- INSTRUCTIONS FOR THE TASK:
Copy the records from their first line through the line containing "legend-label-pumps-off: Pumps off: [273, 154, 408, 187]", substituting "enclosing rectangle" for "bounding box" and leaving everything else unchanged.

- DATASET ENTRIES:
:::
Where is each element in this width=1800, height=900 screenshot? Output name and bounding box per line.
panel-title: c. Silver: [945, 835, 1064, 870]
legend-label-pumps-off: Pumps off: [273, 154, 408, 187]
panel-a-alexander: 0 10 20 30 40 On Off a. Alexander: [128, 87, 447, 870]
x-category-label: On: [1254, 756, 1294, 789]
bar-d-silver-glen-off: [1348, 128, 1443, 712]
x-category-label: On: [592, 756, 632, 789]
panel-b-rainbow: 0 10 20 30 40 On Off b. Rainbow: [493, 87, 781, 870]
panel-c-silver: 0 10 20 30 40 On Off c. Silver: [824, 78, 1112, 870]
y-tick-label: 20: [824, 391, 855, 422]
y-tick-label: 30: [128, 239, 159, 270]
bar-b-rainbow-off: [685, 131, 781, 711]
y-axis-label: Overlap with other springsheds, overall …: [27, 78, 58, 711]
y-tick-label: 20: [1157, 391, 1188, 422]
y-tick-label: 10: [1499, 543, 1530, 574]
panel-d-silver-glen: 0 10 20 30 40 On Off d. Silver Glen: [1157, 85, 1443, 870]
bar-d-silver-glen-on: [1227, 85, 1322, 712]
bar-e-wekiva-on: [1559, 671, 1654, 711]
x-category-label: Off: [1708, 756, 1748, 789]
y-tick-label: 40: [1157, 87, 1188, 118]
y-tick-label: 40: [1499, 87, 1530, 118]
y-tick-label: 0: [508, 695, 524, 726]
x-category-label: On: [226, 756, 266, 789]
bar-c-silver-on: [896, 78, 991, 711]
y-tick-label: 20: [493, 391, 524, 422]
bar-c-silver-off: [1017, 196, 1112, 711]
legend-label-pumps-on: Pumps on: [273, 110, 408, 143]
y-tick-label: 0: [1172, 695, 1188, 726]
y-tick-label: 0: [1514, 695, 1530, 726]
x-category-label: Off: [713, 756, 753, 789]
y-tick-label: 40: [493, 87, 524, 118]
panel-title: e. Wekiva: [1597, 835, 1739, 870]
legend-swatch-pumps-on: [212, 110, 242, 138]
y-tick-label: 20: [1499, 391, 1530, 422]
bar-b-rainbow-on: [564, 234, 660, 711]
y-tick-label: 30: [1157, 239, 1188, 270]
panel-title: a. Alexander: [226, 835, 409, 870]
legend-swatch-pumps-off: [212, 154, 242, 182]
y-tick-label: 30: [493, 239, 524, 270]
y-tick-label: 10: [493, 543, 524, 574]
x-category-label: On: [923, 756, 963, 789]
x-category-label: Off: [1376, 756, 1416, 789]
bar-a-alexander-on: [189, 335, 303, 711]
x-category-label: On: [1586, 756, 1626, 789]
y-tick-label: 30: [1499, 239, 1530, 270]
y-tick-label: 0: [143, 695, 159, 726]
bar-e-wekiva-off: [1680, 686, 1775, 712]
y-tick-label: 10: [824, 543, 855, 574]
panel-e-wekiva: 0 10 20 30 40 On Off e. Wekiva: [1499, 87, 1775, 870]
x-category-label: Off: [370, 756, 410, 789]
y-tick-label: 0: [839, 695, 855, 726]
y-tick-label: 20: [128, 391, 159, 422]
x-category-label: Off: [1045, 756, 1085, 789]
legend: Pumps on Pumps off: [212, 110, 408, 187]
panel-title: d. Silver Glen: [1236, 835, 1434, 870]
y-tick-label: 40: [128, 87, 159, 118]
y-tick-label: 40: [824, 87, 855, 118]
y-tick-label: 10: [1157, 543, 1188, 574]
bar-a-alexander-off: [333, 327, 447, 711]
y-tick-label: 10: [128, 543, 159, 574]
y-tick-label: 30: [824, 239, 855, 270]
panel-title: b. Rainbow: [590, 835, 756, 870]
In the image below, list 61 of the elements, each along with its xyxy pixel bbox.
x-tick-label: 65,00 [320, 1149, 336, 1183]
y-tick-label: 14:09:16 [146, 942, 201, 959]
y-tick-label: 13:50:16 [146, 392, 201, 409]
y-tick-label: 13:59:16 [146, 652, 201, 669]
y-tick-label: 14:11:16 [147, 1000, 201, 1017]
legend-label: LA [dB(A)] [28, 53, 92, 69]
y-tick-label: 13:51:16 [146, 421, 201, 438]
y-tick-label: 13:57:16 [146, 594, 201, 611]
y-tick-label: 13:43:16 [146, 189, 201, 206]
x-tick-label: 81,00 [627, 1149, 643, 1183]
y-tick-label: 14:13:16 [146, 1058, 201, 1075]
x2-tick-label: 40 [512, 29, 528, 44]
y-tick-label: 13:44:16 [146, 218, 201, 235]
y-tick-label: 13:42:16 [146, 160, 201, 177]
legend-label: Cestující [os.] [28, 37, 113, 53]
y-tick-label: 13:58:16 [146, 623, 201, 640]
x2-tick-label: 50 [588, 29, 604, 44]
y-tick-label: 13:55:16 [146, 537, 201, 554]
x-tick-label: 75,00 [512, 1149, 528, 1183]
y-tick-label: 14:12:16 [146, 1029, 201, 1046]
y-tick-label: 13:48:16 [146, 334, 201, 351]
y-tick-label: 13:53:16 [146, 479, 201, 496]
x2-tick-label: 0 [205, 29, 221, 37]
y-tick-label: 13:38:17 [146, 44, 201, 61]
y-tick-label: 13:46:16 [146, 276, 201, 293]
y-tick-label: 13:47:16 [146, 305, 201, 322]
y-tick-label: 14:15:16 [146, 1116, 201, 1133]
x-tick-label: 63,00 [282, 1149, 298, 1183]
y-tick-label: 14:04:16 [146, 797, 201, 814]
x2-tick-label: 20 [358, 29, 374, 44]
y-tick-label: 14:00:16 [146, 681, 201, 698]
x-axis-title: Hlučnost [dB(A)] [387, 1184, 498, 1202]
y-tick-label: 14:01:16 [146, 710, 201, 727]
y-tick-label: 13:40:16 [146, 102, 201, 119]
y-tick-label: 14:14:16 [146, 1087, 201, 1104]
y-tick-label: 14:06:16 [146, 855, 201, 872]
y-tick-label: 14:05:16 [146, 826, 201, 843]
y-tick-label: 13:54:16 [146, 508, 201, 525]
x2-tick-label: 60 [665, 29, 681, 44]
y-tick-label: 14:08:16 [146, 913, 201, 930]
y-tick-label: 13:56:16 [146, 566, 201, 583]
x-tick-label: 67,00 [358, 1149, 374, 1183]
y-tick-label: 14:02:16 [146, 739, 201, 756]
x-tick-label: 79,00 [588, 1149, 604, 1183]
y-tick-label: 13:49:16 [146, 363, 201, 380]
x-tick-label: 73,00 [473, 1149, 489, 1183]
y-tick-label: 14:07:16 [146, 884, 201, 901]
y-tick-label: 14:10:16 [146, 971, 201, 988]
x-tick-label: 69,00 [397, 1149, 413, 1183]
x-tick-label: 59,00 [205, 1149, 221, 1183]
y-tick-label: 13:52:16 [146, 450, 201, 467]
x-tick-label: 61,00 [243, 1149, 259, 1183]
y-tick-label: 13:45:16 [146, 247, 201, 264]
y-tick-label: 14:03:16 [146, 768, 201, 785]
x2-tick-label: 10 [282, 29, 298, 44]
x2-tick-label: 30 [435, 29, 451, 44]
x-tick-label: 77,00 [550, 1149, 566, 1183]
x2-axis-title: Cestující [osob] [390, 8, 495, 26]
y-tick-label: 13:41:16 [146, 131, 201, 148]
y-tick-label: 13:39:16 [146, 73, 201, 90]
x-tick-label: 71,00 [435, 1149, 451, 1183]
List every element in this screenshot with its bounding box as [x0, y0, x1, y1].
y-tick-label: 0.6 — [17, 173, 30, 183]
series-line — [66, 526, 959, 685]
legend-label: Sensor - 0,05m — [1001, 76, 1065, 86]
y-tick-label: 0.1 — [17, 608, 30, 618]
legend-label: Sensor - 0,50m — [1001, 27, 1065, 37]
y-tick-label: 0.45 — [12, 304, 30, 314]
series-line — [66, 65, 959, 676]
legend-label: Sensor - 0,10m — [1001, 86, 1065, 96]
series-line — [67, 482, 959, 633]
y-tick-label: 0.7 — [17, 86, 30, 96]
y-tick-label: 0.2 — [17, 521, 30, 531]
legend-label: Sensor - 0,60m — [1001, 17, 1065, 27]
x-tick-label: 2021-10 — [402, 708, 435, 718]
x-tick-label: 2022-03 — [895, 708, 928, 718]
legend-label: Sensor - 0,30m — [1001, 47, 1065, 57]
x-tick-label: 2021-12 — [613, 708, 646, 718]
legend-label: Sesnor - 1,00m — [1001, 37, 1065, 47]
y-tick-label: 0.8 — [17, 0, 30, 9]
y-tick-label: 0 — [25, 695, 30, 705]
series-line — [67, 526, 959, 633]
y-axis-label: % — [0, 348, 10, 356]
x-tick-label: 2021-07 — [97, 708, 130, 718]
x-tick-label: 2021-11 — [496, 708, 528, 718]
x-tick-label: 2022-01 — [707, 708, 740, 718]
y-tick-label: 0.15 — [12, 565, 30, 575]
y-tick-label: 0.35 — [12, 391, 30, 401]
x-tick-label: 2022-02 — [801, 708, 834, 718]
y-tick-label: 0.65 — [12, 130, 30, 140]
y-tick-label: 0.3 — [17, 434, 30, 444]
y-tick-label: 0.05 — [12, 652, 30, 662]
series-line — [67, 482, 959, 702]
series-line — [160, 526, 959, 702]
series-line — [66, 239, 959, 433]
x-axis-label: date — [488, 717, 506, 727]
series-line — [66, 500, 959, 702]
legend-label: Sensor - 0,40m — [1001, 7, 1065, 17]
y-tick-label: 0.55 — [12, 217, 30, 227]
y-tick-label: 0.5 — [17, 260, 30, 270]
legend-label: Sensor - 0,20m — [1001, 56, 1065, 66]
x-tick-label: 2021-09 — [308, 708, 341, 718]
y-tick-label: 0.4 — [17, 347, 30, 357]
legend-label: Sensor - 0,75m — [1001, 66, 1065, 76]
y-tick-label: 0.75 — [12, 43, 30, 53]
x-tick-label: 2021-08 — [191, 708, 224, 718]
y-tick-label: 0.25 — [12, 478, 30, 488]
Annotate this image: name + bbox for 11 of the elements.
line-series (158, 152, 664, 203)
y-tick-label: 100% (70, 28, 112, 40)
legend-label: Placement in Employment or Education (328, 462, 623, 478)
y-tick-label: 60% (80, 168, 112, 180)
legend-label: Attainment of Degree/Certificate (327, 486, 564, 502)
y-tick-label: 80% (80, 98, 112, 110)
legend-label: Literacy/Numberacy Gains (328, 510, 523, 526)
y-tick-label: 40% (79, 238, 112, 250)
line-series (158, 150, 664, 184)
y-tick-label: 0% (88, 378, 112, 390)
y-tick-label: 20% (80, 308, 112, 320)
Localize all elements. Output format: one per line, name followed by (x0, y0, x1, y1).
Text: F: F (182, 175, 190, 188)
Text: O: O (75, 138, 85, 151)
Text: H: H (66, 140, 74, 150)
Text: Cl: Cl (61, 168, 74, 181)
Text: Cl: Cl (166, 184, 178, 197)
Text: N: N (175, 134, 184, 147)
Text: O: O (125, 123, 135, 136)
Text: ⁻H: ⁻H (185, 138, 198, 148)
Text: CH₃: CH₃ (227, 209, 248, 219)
:::
- WRITTEN RESPONSE:
Where is each element in this width=1800, height=900 screenshot? Output name and enclosing rectangle per line.
panel-title: c. Silver: [945, 835, 1064, 870]
legend-label-pumps-off: Pumps off: [273, 154, 408, 187]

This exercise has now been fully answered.